## [Task instructions]
Output all of the records exactly as written.

## [Data to use]
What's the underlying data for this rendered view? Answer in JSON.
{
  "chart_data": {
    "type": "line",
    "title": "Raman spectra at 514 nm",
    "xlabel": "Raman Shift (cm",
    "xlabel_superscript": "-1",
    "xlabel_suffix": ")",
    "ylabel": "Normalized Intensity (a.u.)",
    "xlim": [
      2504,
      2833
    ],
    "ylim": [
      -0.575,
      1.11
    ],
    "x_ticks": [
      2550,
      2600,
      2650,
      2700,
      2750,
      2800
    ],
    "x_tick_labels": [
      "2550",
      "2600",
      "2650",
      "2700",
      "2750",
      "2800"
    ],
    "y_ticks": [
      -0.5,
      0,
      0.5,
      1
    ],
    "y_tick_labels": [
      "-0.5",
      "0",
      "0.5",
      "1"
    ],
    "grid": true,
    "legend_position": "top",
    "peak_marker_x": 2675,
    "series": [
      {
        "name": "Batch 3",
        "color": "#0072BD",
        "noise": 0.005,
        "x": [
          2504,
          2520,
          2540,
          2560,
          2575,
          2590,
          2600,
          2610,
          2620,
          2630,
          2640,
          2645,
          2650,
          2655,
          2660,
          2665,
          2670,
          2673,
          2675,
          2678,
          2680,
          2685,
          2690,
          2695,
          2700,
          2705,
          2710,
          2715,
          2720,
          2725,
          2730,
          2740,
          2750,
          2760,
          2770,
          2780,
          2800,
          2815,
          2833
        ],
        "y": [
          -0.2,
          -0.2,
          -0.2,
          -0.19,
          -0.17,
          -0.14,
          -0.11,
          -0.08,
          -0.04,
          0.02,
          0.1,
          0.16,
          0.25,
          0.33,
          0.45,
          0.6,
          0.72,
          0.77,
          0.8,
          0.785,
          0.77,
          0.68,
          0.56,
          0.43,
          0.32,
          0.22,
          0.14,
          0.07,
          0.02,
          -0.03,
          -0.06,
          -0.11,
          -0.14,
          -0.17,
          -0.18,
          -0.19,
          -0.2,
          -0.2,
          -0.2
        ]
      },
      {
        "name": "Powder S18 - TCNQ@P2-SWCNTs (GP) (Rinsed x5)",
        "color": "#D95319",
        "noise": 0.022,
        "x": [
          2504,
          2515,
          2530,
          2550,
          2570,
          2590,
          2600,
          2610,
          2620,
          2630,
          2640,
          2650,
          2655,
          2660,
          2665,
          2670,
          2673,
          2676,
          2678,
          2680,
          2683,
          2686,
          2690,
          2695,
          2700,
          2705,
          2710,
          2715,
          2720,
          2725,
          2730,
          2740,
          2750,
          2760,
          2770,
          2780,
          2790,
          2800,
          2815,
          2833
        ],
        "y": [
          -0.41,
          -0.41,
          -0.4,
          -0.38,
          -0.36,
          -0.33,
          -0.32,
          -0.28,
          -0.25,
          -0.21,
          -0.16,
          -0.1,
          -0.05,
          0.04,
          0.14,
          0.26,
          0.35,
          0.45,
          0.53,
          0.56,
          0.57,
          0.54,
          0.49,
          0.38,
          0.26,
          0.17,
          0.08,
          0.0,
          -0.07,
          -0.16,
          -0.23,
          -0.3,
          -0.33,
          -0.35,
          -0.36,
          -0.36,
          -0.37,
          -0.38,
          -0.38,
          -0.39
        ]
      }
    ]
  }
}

## [Exercise answer]
What's the underlying data for this rendered view? Answer in JSON.
{
  "chart_data": {
    "type": "line",
    "title": "Raman spectra at 514 nm",
    "xlabel": "Raman Shift (cm",
    "xlabel_superscript": "-1",
    "xlabel_suffix": ")",
    "ylabel": "Normalized Intensity (a.u.)",
    "xlim": [
      2504,
      2833
    ],
    "ylim": [
      -0.575,
      1.11
    ],
    "x_ticks": [
      2550,
      2600,
      2650,
      2700,
      2750,
      2800
    ],
    "x_tick_labels": [
      "2550",
      "2600",
      "2650",
      "2700",
      "2750",
      "2800"
    ],
    "y_ticks": [
      -0.5,
      0,
      0.5,
      1
    ],
    "y_tick_labels": [
      "-0.5",
      "0",
      "0.5",
      "1"
    ],
    "grid": true,
    "legend_position": "top",
    "peak_marker_x": 2675,
    "series": [
      {
        "name": "Batch 3",
        "color": "#0072BD",
        "noise": 0.005,
        "x": [
          2504,
          2520,
          2540,
          2560,
          2575,
          2590,
          2600,
          2610,
          2620,
          2630,
          2640,
          2645,
          2650,
          2655,
          2660,
          2665,
          2670,
          2673,
          2675,
          2678,
          2680,
          2685,
          2690,
          2695,
          2700,
          2705,
          2710,
          2715,
          2720,
          2725,
          2730,
          2740,
          2750,
          2760,
          2770,
          2780,
          2800,
          2815,
          2833
        ],
        "y": [
          -0.2,
          -0.2,
          -0.2,
          -0.19,
          -0.17,
          -0.14,
          -0.11,
          -0.08,
          -0.04,
          0.02,
          0.1,
          0.16,
          0.25,
          0.33,
          0.45,
          0.6,
          0.72,
          0.77,
          0.8,
          0.785,
          0.77,
          0.68,
          0.56,
          0.43,
          0.32,
          0.22,
          0.14,
          0.07,
          0.02,
          -0.03,
          -0.06,
          -0.11,
          -0.14,
          -0.17,
          -0.18,
          -0.19,
          -0.2,
          -0.2,
          -0.2
        ]
      },
      {
        "name": "Powder S18 - TCNQ@P2-SWCNTs (GP) (Rinsed x5)",
        "color": "#D95319",
        "noise": 0.022,
        "x": [
          2504,
          2515,
          2530,
          2550,
          2570,
          2590,
          2600,
          2610,
          2620,
          2630,
          2640,
          2650,
          2655,
          2660,
          2665,
          2670,
          2673,
          2676,
          2678,
          2680,
          2683,
          2686,
          2690,
          2695,
          2700,
          2705,
          2710,
          2715,
          2720,
          2725,
          2730,
          2740,
          2750,
          2760,
          2770,
          2780,
          2790,
          2800,
          2815,
          2833
        ],
        "y": [
          -0.41,
          -0.41,
          -0.4,
          -0.38,
          -0.36,
          -0.33,
          -0.32,
          -0.28,
          -0.25,
          -0.21,
          -0.16,
          -0.1,
          -0.05,
          0.04,
          0.14,
          0.26,
          0.35,
          0.45,
          0.53,
          0.56,
          0.57,
          0.54,
          0.49,
          0.38,
          0.26,
          0.17,
          0.08,
          0.0,
          -0.07,
          -0.16,
          -0.23,
          -0.3,
          -0.33,
          -0.35,
          -0.36,
          -0.36,
          -0.37,
          -0.38,
          -0.38,
          -0.39
        ]
      }
    ]
  }
}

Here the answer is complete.